• [Dataset excerpts]
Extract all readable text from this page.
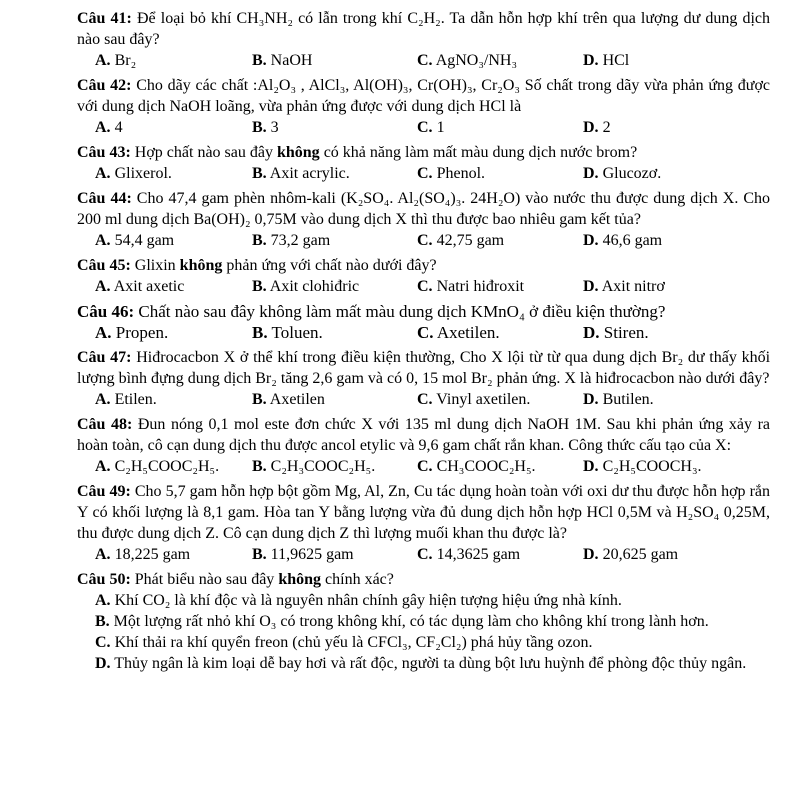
Câu 41: Để loại bỏ khí CH₃NH₂ có lẫn trong khí C₂H₂. Ta dẫn hỗn hợp khí trên qua lượng dư dung dịch nào sau đây?

A. Br₂	B. NaOH	C. AgNO₃/NH₃	D. HCl

Câu 42: Cho dãy các chất :Al₂O₃ , AlCl₃, Al(OH)₃, Cr(OH)₃, Cr₂O₃ Số chất trong dãy vừa phản ứng được với dung dịch NaOH loãng, vừa phản ứng được với dung dịch HCl là

A. 4	B. 3	C. 1	D. 2

Câu 43: Hợp chất nào sau đây không có khả năng làm mất màu dung dịch nước brom?

A. Glixerol.	B. Axit acrylic.	C. Phenol.	D. Glucozơ.

Câu 44: Cho 47,4 gam phèn nhôm-kali (K₂SO₄. Al₂(SO₄)₃. 24H₂O) vào nước thu được dung dịch X. Cho 200 ml dung dịch Ba(OH)₂ 0,75M vào dung dịch X thì thu được bao nhiêu gam kết tủa?

A. 54,4 gam	B. 73,2 gam	C. 42,75 gam	D. 46,6 gam

Câu 45: Glixin không phản ứng với chất nào dưới đây?

A. Axit axetic	B. Axit clohiđric	C. Natri hiđroxit	D. Axit nitrơ

Câu 46: Chất nào sau đây không làm mất màu dung dịch KMnO₄ ở điều kiện thường?

A. Propen.	B. Toluen.	C. Axetilen.	D. Stiren.

Câu 47: Hiđrocacbon X ở thể khí trong điều kiện thường, Cho X lội từ từ qua dung dịch Br₂ dư thấy khối lượng bình đựng dung dịch Br₂ tăng 2,6 gam và có 0, 15 mol Br₂ phản ứng. X là hiđrocacbon nào dưới đây?

A. Etilen.	B. Axetilen	C. Vinyl axetilen.	D. Butilen.

Câu 48: Đun nóng 0,1 mol este đơn chức X với 135 ml dung dịch NaOH 1M. Sau khi phản ứng xảy ra hoàn toàn, cô cạn dung dịch thu được ancol etylic và 9,6 gam chất rắn khan. Công thức cấu tạo của X:

A. C₂H₅COOC₂H₅. B. C₂H₃COOC₂H₅.	C. CH₃COOC₂H₅.	D. C₂H₅COOCH₃.

Câu 49: Cho 5,7 gam hỗn hợp bột gồm Mg, Al, Zn, Cu tác dụng hoàn toàn với oxi dư thu được hỗn hợp rắn Y có khối lượng là 8,1 gam. Hòa tan Y bằng lượng vừa đủ dung dịch hỗn hợp HCl 0,5M và H₂SO₄ 0,25M, thu được dung dịch Z. Cô cạn dung dịch Z thì lượng muối khan thu được là?

A. 18,225 gam	B. 11,9625 gam	C. 14,3625 gam	D. 20,625 gam

Câu 50: Phát biểu nào sau đây không chính xác?

A. Khí CO₂ là khí độc và là nguyên nhân chính gây hiện tượng hiệu ứng nhà kính.

B. Một lượng rất nhỏ khí O₃ có trong không khí, có tác dụng làm cho không khí trong lành hơn.

C. Khí thải ra khí quyển freon (chủ yếu là CFCl₃, CF₂Cl₂) phá hủy tầng ozon.

D. Thủy ngân là kim loại dễ bay hơi và rất độc, người ta dùng bột lưu huỳnh để phòng độc thủy ngân.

• [Stated problem]
Strip the images and reproduce the remaining records precisely.

• [Written answer]
Extract all readable text from this page.
Câu 41: Để loại bỏ khí CH₃NH₂ có lẫn trong khí C₂H₂. Ta dẫn hỗn hợp khí trên qua lượng dư dung dịch nào sau đây?

A. Br₂	B. NaOH	C. AgNO₃/NH₃	D. HCl

Câu 42: Cho dãy các chất :Al₂O₃ , AlCl₃, Al(OH)₃, Cr(OH)₃, Cr₂O₃ Số chất trong dãy vừa phản ứng được với dung dịch NaOH loãng, vừa phản ứng được với dung dịch HCl là

A. 4	B. 3	C. 1	D. 2

Câu 43: Hợp chất nào sau đây không có khả năng làm mất màu dung dịch nước brom?

A. Glixerol.	B. Axit acrylic.	C. Phenol.	D. Glucozơ.

Câu 44: Cho 47,4 gam phèn nhôm-kali (K₂SO₄. Al₂(SO₄)₃. 24H₂O) vào nước thu được dung dịch X. Cho 200 ml dung dịch Ba(OH)₂ 0,75M vào dung dịch X thì thu được bao nhiêu gam kết tủa?

A. 54,4 gam	B. 73,2 gam	C. 42,75 gam	D. 46,6 gam

Câu 45: Glixin không phản ứng với chất nào dưới đây?

A. Axit axetic	B. Axit clohiđric	C. Natri hiđroxit	D. Axit nitrơ

Câu 46: Chất nào sau đây không làm mất màu dung dịch KMnO₄ ở điều kiện thường?

A. Propen.	B. Toluen.	C. Axetilen.	D. Stiren.

Câu 47: Hiđrocacbon X ở thể khí trong điều kiện thường, Cho X lội từ từ qua dung dịch Br₂ dư thấy khối lượng bình đựng dung dịch Br₂ tăng 2,6 gam và có 0, 15 mol Br₂ phản ứng. X là hiđrocacbon nào dưới đây?

A. Etilen.	B. Axetilen	C. Vinyl axetilen.	D. Butilen.

Câu 48: Đun nóng 0,1 mol este đơn chức X với 135 ml dung dịch NaOH 1M. Sau khi phản ứng xảy ra hoàn toàn, cô cạn dung dịch thu được ancol etylic và 9,6 gam chất rắn khan. Công thức cấu tạo của X:

A. C₂H₅COOC₂H₅. B. C₂H₃COOC₂H₅.	C. CH₃COOC₂H₅.	D. C₂H₅COOCH₃.

Câu 49: Cho 5,7 gam hỗn hợp bột gồm Mg, Al, Zn, Cu tác dụng hoàn toàn với oxi dư thu được hỗn hợp rắn Y có khối lượng là 8,1 gam. Hòa tan Y bằng lượng vừa đủ dung dịch hỗn hợp HCl 0,5M và H₂SO₄ 0,25M, thu được dung dịch Z. Cô cạn dung dịch Z thì lượng muối khan thu được là?

A. 18,225 gam	B. 11,9625 gam	C. 14,3625 gam	D. 20,625 gam

Câu 50: Phát biểu nào sau đây không chính xác?

A. Khí CO₂ là khí độc và là nguyên nhân chính gây hiện tượng hiệu ứng nhà kính.

B. Một lượng rất nhỏ khí O₃ có trong không khí, có tác dụng làm cho không khí trong lành hơn.

C. Khí thải ra khí quyển freon (chủ yếu là CFCl₃, CF₂Cl₂) phá hủy tầng ozon.

D. Thủy ngân là kim loại dễ bay hơi và rất độc, người ta dùng bột lưu huỳnh để phòng độc thủy ngân.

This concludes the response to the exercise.